-- begin PROVIDED MATERIAL --

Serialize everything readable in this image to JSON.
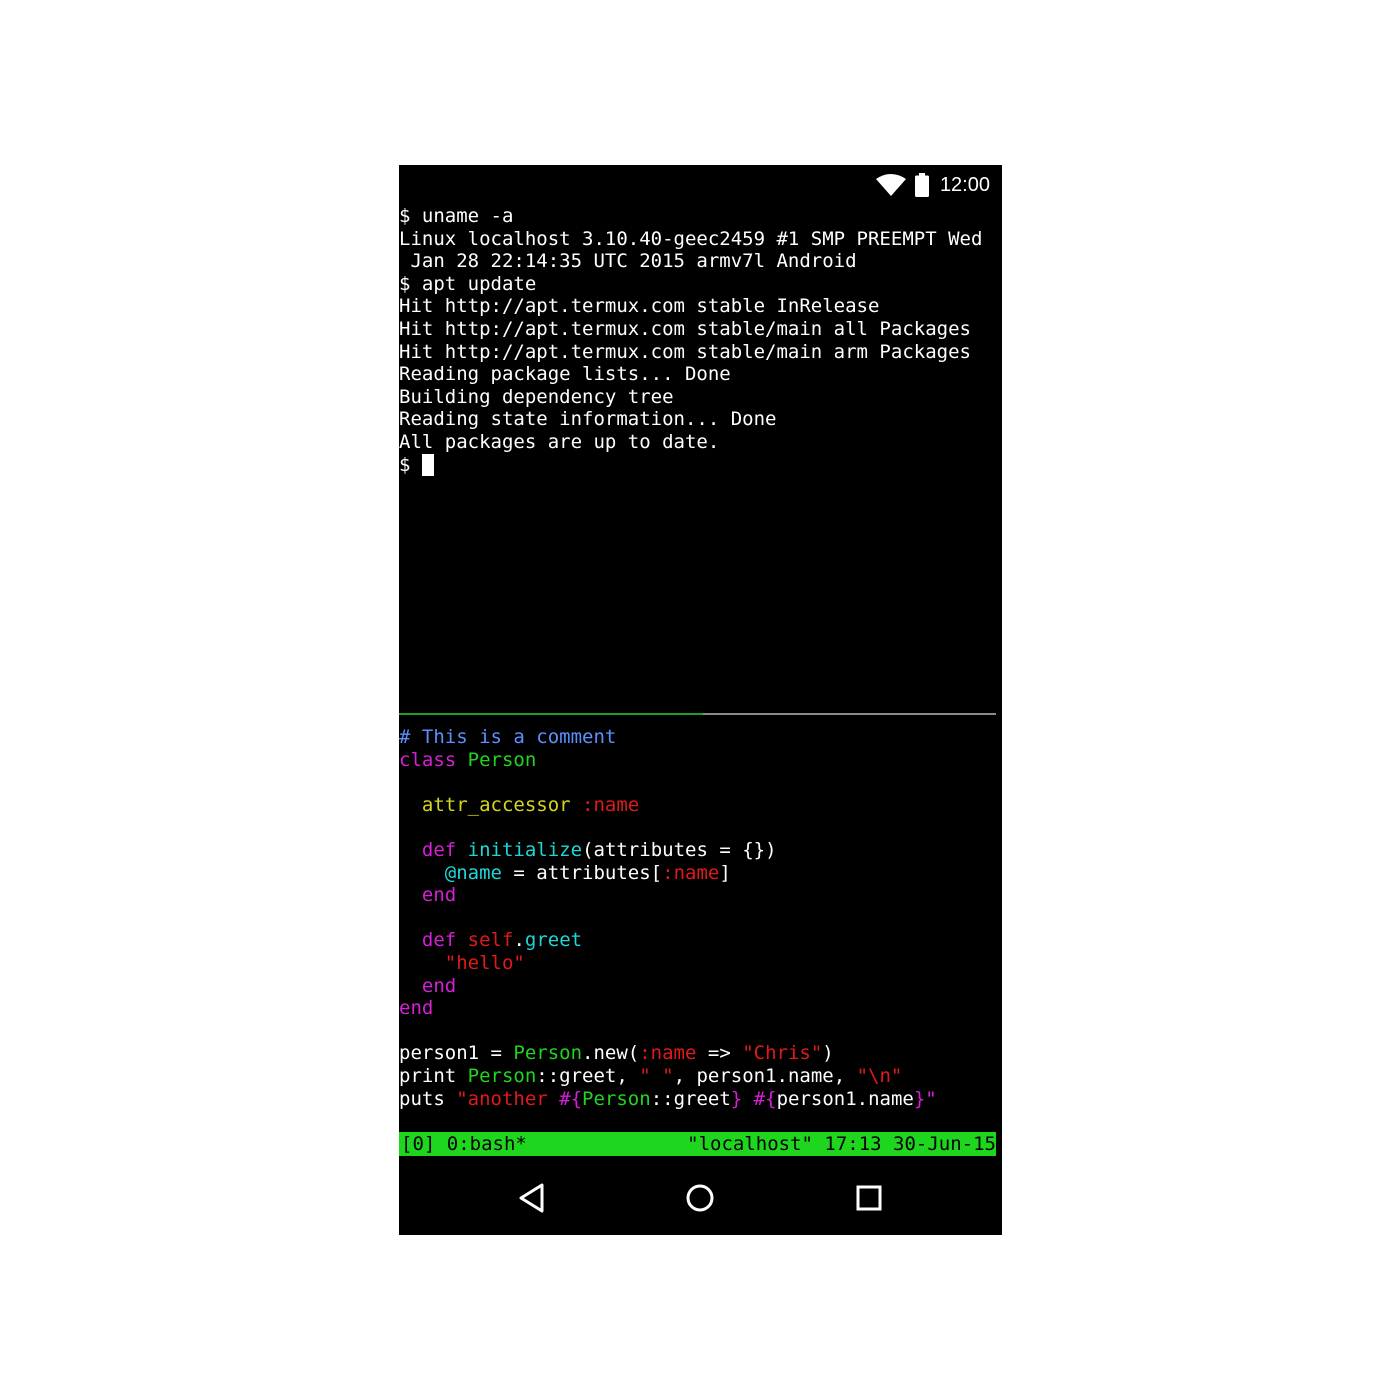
{
  "colors": {
    "terminal_bg": "#000000",
    "text": "#ffffff",
    "tmux_bar": "#1fd61f",
    "divider_active": "#1f9e1f",
    "divider_inactive": "#8a8a8a"
  },
  "status_bar": {
    "icons": [
      "wifi-icon",
      "battery-icon"
    ],
    "time": "12:00"
  },
  "terminal_top": {
    "lines": [
      "$ uname -a",
      "Linux localhost 3.10.40-geec2459 #1 SMP PREEMPT Wed",
      " Jan 28 22:14:35 UTC 2015 armv7l Android",
      "$ apt update",
      "Hit http://apt.termux.com stable InRelease",
      "Hit http://apt.termux.com stable/main all Packages",
      "Hit http://apt.termux.com stable/main arm Packages",
      "Reading package lists... Done",
      "Building dependency tree",
      "Reading state information... Done",
      "All packages are up to date."
    ],
    "prompt": "$ "
  },
  "terminal_bottom": {
    "code": {
      "l1": "# This is a comment",
      "l2_kw": "class",
      "l2_name": " Person",
      "l4_indent": "  ",
      "l4_method": "attr_accessor",
      "l4_sym": " :name",
      "l6_indent": "  ",
      "l6_kw": "def",
      "l6_sp": " ",
      "l6_method": "initialize",
      "l6_args": "(attributes = {})",
      "l7_indent": "    ",
      "l7_ivar": "@name",
      "l7_mid": " = attributes[",
      "l7_sym": ":name",
      "l7_end": "]",
      "l8_indent": "  ",
      "l8_kw": "end",
      "l10_indent": "  ",
      "l10_kw": "def",
      "l10_sp": " ",
      "l10_self": "self",
      "l10_dot": ".",
      "l10_method": "greet",
      "l11_indent": "    ",
      "l11_str": "\"hello\"",
      "l12_indent": "  ",
      "l12_kw": "end",
      "l13_kw": "end",
      "l15_a": "person1 = ",
      "l15_class": "Person",
      "l15_b": ".new(",
      "l15_sym": ":name",
      "l15_c": " => ",
      "l15_str": "\"Chris\"",
      "l15_d": ")",
      "l16_a": "print ",
      "l16_class": "Person",
      "l16_b": "::greet, ",
      "l16_str1": "\" \"",
      "l16_c": ", person1.name, ",
      "l16_str2": "\"\\n\"",
      "l17_a": "puts ",
      "l17_str1": "\"another ",
      "l17_interp1": "#{",
      "l17_class": "Person",
      "l17_b": "::greet",
      "l17_interp1_end": "}",
      "l17_sp": " ",
      "l17_interp2": "#{",
      "l17_c": "person1.name",
      "l17_interp2_end": "}\"",
      "l17_end": ""
    }
  },
  "tmux_status": {
    "left": "[0] 0:bash*",
    "right": "\"localhost\" 17:13 30-Jun-15"
  },
  "nav_bar": {
    "buttons": [
      "back-icon",
      "home-icon",
      "recents-icon"
    ]
  }
}
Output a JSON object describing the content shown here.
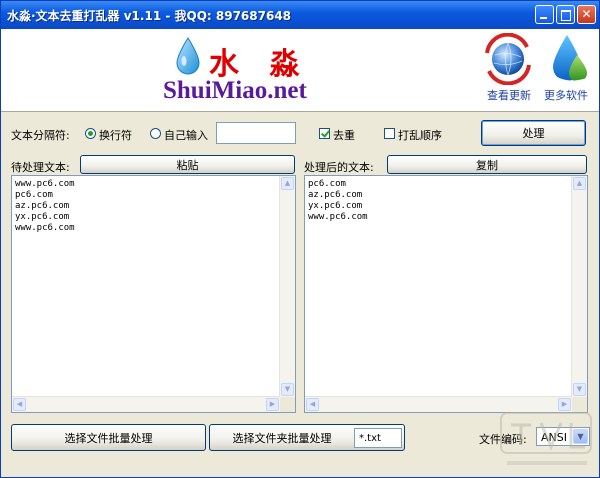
{
  "window": {
    "title": "水淼·文本去重打乱器 v1.11 - 我QQ: 897687648"
  },
  "header": {
    "logo_cn": "水 淼",
    "logo_en": "ShuiMiao.net",
    "check_update_label": "查看更新",
    "more_software_label": "更多软件"
  },
  "options": {
    "separator_label": "文本分隔符:",
    "newline_label": "换行符",
    "custom_label": "自己输入",
    "custom_value": "",
    "dedupe_label": "去重",
    "shuffle_label": "打乱顺序",
    "process_label": "处理",
    "newline_selected": true,
    "dedupe_checked": true,
    "shuffle_checked": false
  },
  "input_panel": {
    "label": "待处理文本:",
    "paste_label": "粘贴",
    "lines": [
      "www.pc6.com",
      "pc6.com",
      "az.pc6.com",
      "yx.pc6.com",
      "www.pc6.com"
    ]
  },
  "output_panel": {
    "label": "处理后的文本:",
    "copy_label": "复制",
    "lines": [
      "pc6.com",
      "az.pc6.com",
      "yx.pc6.com",
      "www.pc6.com"
    ]
  },
  "footer": {
    "batch_file_label": "选择文件批量处理",
    "batch_folder_label": "选择文件夹批量处理",
    "ext_value": "*.txt",
    "encoding_label": "文件编码:",
    "encoding_value": "ANSI"
  },
  "colors": {
    "titlebar": "#0b5be0",
    "logo_red": "#e00000",
    "logo_purple": "#5a1a9a",
    "link_blue": "#1c3fa6",
    "check_green": "#21a121"
  }
}
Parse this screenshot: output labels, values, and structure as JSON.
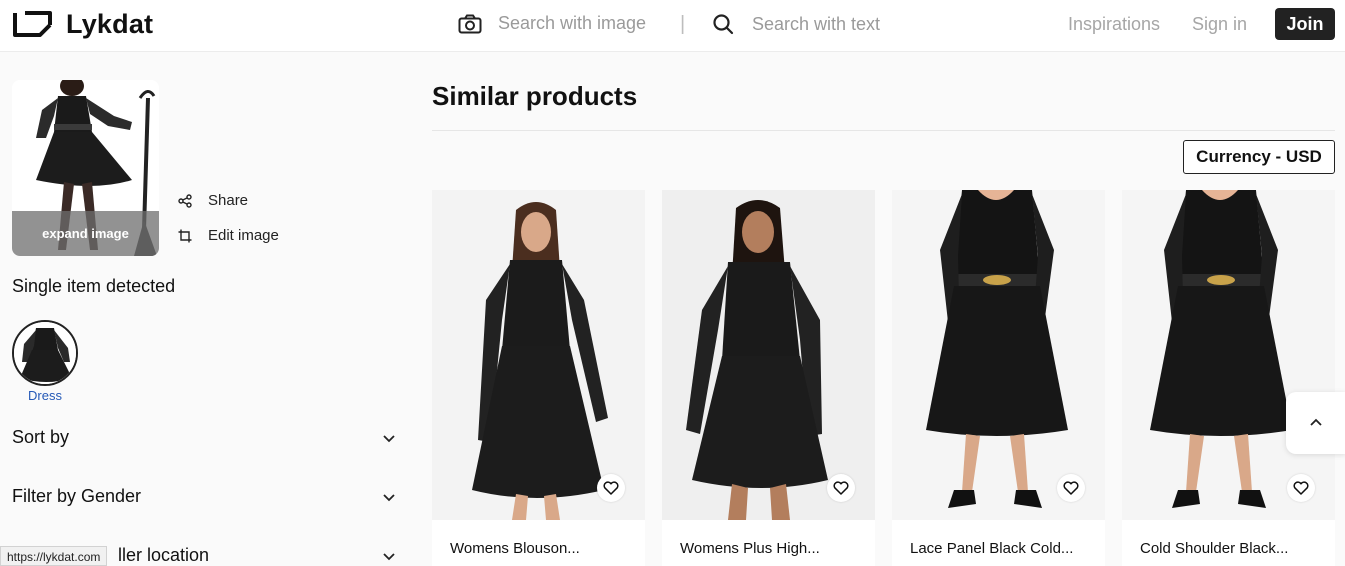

-- end PROVIDED MATERIAL --

▶ DIRECTIONS FOR THIS TASK
Retype every record above exactly as written, but leave out the pictures.

▶ RESULT OF THE EXERCISE
Serialize everything readable in this image to JSON.
{
  "colors": {
    "terminal_bg": "#000000",
    "text": "#ffffff",
    "tmux_bar": "#1fd61f",
    "divider_active": "#1f9e1f",
    "divider_inactive": "#8a8a8a"
  },
  "status_bar": {
    "icons": [
      "wifi-icon",
      "battery-icon"
    ],
    "time": "12:00"
  },
  "terminal_top": {
    "lines": [
      "$ uname -a",
      "Linux localhost 3.10.40-geec2459 #1 SMP PREEMPT Wed",
      " Jan 28 22:14:35 UTC 2015 armv7l Android",
      "$ apt update",
      "Hit http://apt.termux.com stable InRelease",
      "Hit http://apt.termux.com stable/main all Packages",
      "Hit http://apt.termux.com stable/main arm Packages",
      "Reading package lists... Done",
      "Building dependency tree",
      "Reading state information... Done",
      "All packages are up to date."
    ],
    "prompt": "$ "
  },
  "terminal_bottom": {
    "code": {
      "l1": "# This is a comment",
      "l2_kw": "class",
      "l2_name": " Person",
      "l4_indent": "  ",
      "l4_method": "attr_accessor",
      "l4_sym": " :name",
      "l6_indent": "  ",
      "l6_kw": "def",
      "l6_sp": " ",
      "l6_method": "initialize",
      "l6_args": "(attributes = {})",
      "l7_indent": "    ",
      "l7_ivar": "@name",
      "l7_mid": " = attributes[",
      "l7_sym": ":name",
      "l7_end": "]",
      "l8_indent": "  ",
      "l8_kw": "end",
      "l10_indent": "  ",
      "l10_kw": "def",
      "l10_sp": " ",
      "l10_self": "self",
      "l10_dot": ".",
      "l10_method": "greet",
      "l11_indent": "    ",
      "l11_str": "\"hello\"",
      "l12_indent": "  ",
      "l12_kw": "end",
      "l13_kw": "end",
      "l15_a": "person1 = ",
      "l15_class": "Person",
      "l15_b": ".new(",
      "l15_sym": ":name",
      "l15_c": " => ",
      "l15_str": "\"Chris\"",
      "l15_d": ")",
      "l16_a": "print ",
      "l16_class": "Person",
      "l16_b": "::greet, ",
      "l16_str1": "\" \"",
      "l16_c": ", person1.name, ",
      "l16_str2": "\"\\n\"",
      "l17_a": "puts ",
      "l17_str1": "\"another ",
      "l17_interp1": "#{",
      "l17_class": "Person",
      "l17_b": "::greet",
      "l17_interp1_end": "}",
      "l17_sp": " ",
      "l17_interp2": "#{",
      "l17_c": "person1.name",
      "l17_interp2_end": "}\"",
      "l17_end": ""
    }
  },
  "tmux_status": {
    "left": "[0] 0:bash*",
    "right": "\"localhost\" 17:13 30-Jun-15"
  },
  "nav_bar": {
    "buttons": [
      "back-icon",
      "home-icon",
      "recents-icon"
    ]
  }
}
Output a JSON object describing the content shown here.
{
  "window": {
    "title": "水淼·文本去重打乱器 v1.11 - 我QQ: 897687648"
  },
  "header": {
    "logo_cn": "水 淼",
    "logo_en": "ShuiMiao.net",
    "check_update_label": "查看更新",
    "more_software_label": "更多软件"
  },
  "options": {
    "separator_label": "文本分隔符:",
    "newline_label": "换行符",
    "custom_label": "自己输入",
    "custom_value": "",
    "dedupe_label": "去重",
    "shuffle_label": "打乱顺序",
    "process_label": "处理",
    "newline_selected": true,
    "dedupe_checked": true,
    "shuffle_checked": false
  },
  "input_panel": {
    "label": "待处理文本:",
    "paste_label": "粘贴",
    "lines": [
      "www.pc6.com",
      "pc6.com",
      "az.pc6.com",
      "yx.pc6.com",
      "www.pc6.com"
    ]
  },
  "output_panel": {
    "label": "处理后的文本:",
    "copy_label": "复制",
    "lines": [
      "pc6.com",
      "az.pc6.com",
      "yx.pc6.com",
      "www.pc6.com"
    ]
  },
  "footer": {
    "batch_file_label": "选择文件批量处理",
    "batch_folder_label": "选择文件夹批量处理",
    "ext_value": "*.txt",
    "encoding_label": "文件编码:",
    "encoding_value": "ANSI"
  },
  "colors": {
    "titlebar": "#0b5be0",
    "logo_red": "#e00000",
    "logo_purple": "#5a1a9a",
    "link_blue": "#1c3fa6",
    "check_green": "#21a121"
  }
}
Parse this screenshot: output labels, values, and structure as JSON.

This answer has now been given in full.